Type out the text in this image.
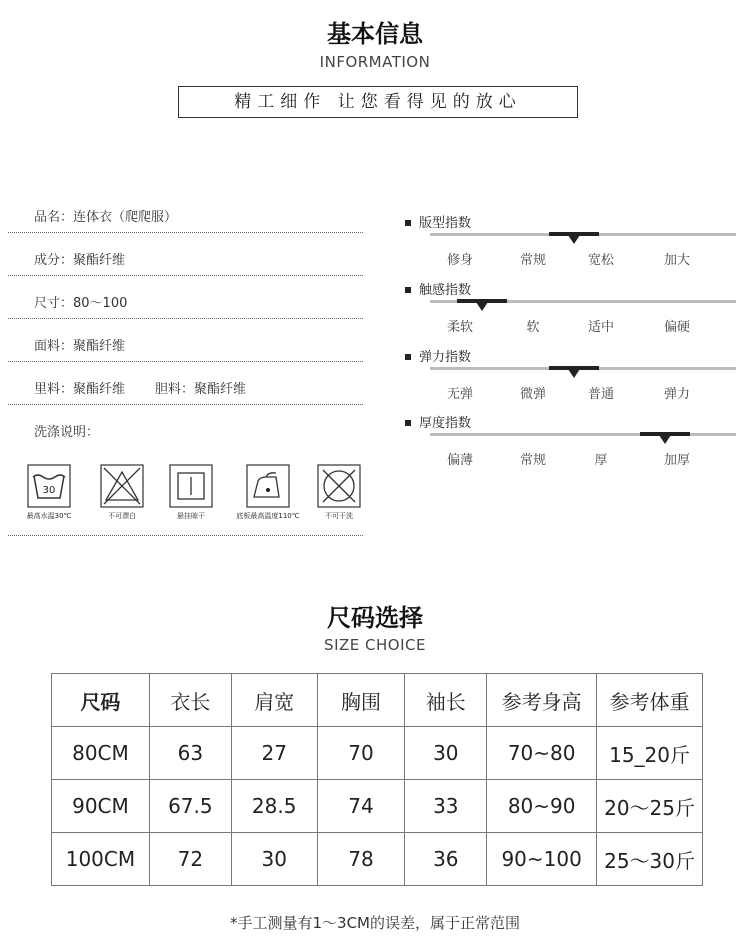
基本信息
INFORMATION
精工细作 让您看得见的放心
品名：连体衣（爬爬服）
成分：聚酯纤维
尺寸：80～100
面料：聚酯纤维
里料：聚酯纤维 胆料：聚酯纤维
洗涤说明：
30
最高水温30℃	不可漂白	悬挂晾干	底板最高温度110℃	不可干洗
版型指数
修身	常规	宽松	加大
触感指数
柔软	软	适中	偏硬
弹力指数
无弹	微弹	普通	弹力
厚度指数
偏薄	常规	厚	加厚
尺码选择
SIZE CHOICE
尺码	衣长	肩宽	胸围	袖长	参考身高	参考体重
80CM	63	27	70	30	70~80	15_20斤
90CM	67.5	28.5	74	33	80~90	20～25斤
100CM	72	30	78	36	90~100	25～30斤
*手工测量有1～3CM的误差，属于正常范围
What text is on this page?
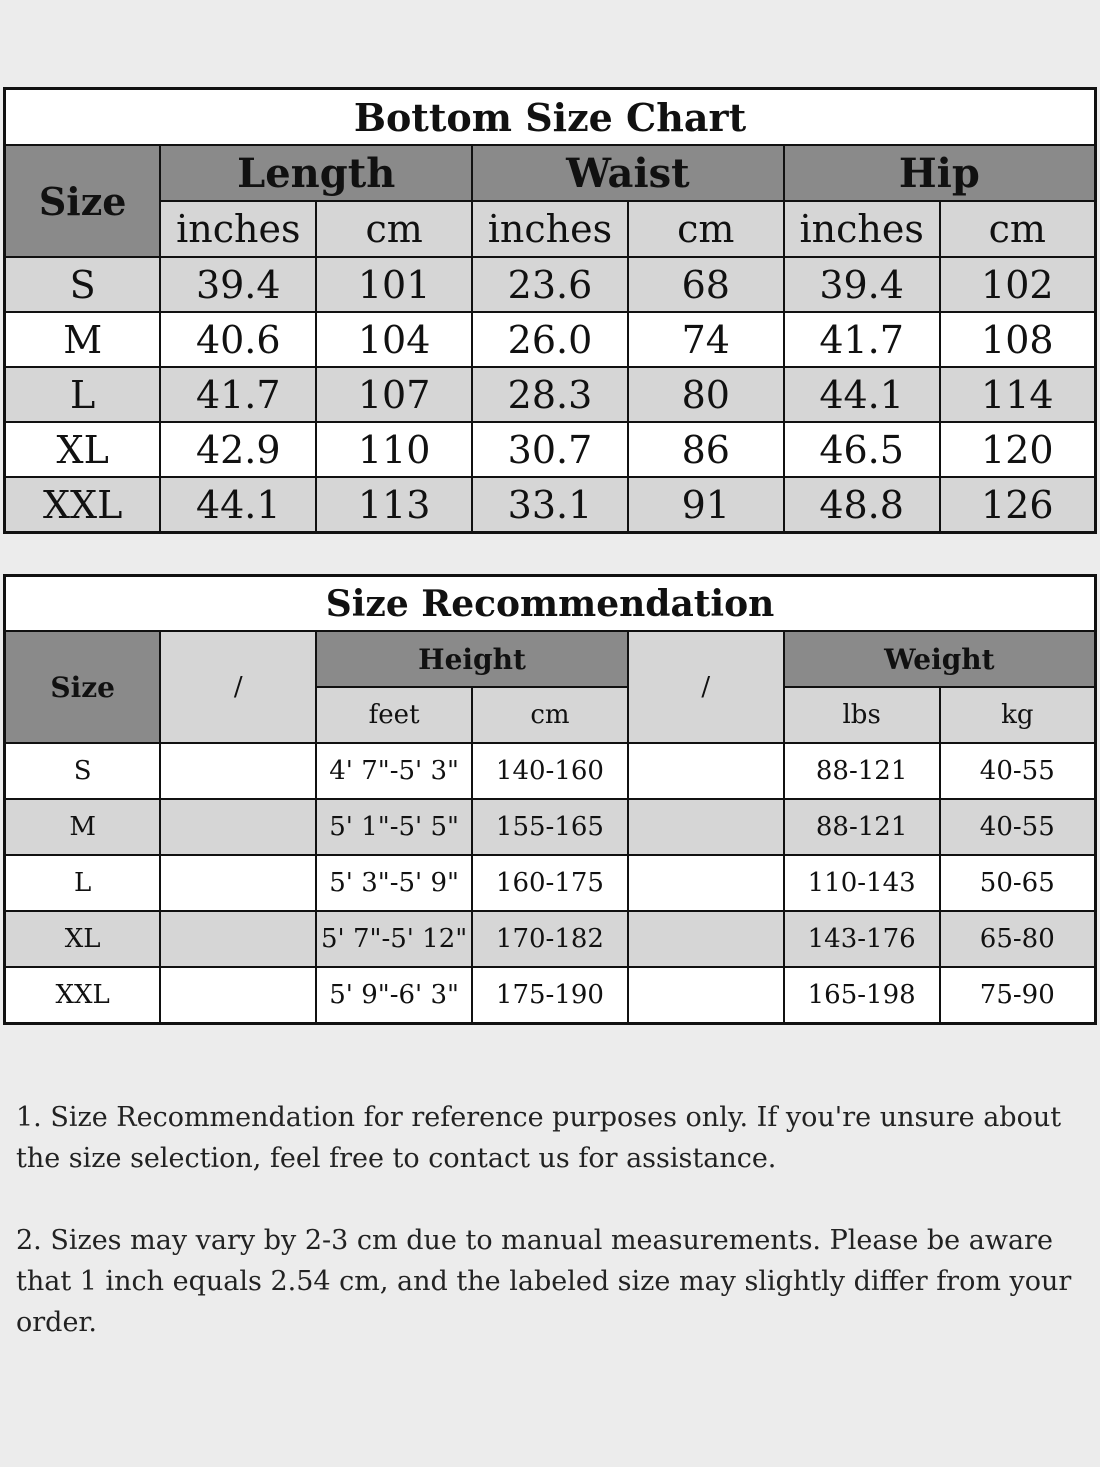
Bottom Size Chart						
Size	Length		Waist		Hip	
	inches	cm	inches	cm	inches	cm
S	39.4	101	23.6	68	39.4	102
M	40.6	104	26.0	74	41.7	108
L	41.7	107	28.3	80	44.1	114
XL	42.9	110	30.7	86	46.5	120
XXL	44.1	113	33.1	91	48.8	126
Size Recommendation						
Size	/	Height		/	Weight	
		feet	cm		lbs	kg
S		4' 7"-5' 3"	140-160		88-121	40-55
M		5' 1"-5' 5"	155-165		88-121	40-55
L		5' 3"-5' 9"	160-175		110-143	50-65
XL		5' 7"-5' 12"	170-182		143-176	65-80
XXL		5' 9"-6' 3"	175-190		165-198	75-90
1. Size Recommendation for reference purposes only. If you're unsure about the size selection, feel free to contact us for assistance.
2. Sizes may vary by 2-3 cm due to manual measurements. Please be aware that 1 inch equals 2.54 cm, and the labeled size may slightly differ from your order.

+++

*TASK DETAILS*
From the records above, pull out each line that has "text".

*IN RESPONSE*
Type out the text in this image.
What text is on this page?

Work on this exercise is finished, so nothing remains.